EXERCISE REQUIREMENTS: Reproduce the listing below exactly, minus its pictures.

RECORDS FOR THE TASK:
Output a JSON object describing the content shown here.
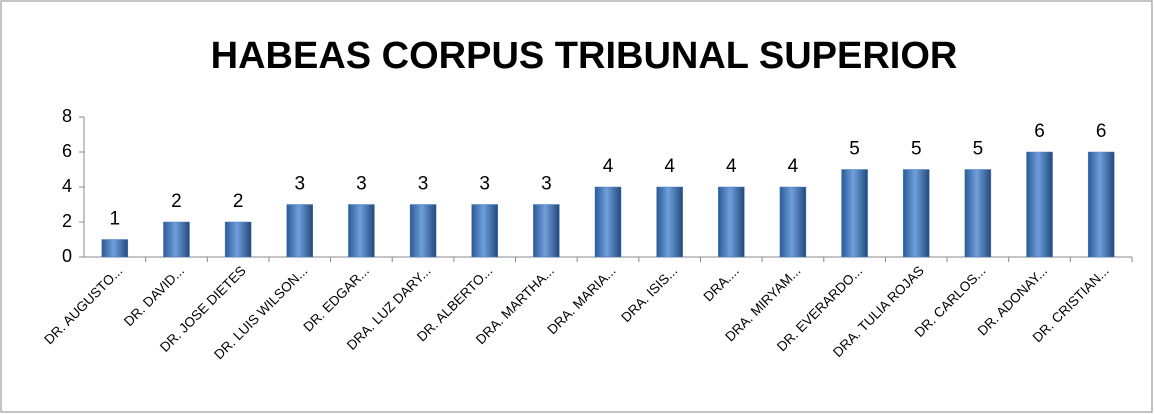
{
  "chart_data": {
    "type": "bar",
    "title": "HABEAS CORPUS TRIBUNAL SUPERIOR",
    "categories": [
      "DR. AUGUSTO...",
      "DR. DAVID...",
      "DR. JOSE DIETES",
      "DR. LUIS WILSON...",
      "DR. EDGAR...",
      "DRA. LUZ DARY...",
      "DR. ALBERTO...",
      "DRA. MARTHA...",
      "DRA. MARIA...",
      "DRA. ISIS...",
      "DRA....",
      "DRA. MIRYAM...",
      "DR. EVERARDO...",
      "DRA. TULIA ROJAS",
      "DR. CARLOS...",
      "DR. ADONAY...",
      "DR. CRISTIAN..."
    ],
    "values": [
      1,
      2,
      2,
      3,
      3,
      3,
      3,
      3,
      4,
      4,
      4,
      4,
      5,
      5,
      5,
      6,
      6
    ],
    "color": "#4a7ebb",
    "ylim": [
      0,
      8
    ],
    "yticks": [
      0,
      2,
      4,
      6,
      8
    ],
    "grid": false
  }
}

OUTPUT OF THE EXERCISE:
Output a JSON object describing the content shown here.
{
  "chart_data": {
    "type": "bar",
    "title": "HABEAS CORPUS TRIBUNAL SUPERIOR",
    "categories": [
      "DR. AUGUSTO...",
      "DR. DAVID...",
      "DR. JOSE DIETES",
      "DR. LUIS WILSON...",
      "DR. EDGAR...",
      "DRA. LUZ DARY...",
      "DR. ALBERTO...",
      "DRA. MARTHA...",
      "DRA. MARIA...",
      "DRA. ISIS...",
      "DRA....",
      "DRA. MIRYAM...",
      "DR. EVERARDO...",
      "DRA. TULIA ROJAS",
      "DR. CARLOS...",
      "DR. ADONAY...",
      "DR. CRISTIAN..."
    ],
    "values": [
      1,
      2,
      2,
      3,
      3,
      3,
      3,
      3,
      4,
      4,
      4,
      4,
      5,
      5,
      5,
      6,
      6
    ],
    "color": "#4a7ebb",
    "ylim": [
      0,
      8
    ],
    "yticks": [
      0,
      2,
      4,
      6,
      8
    ],
    "grid": false
  }
}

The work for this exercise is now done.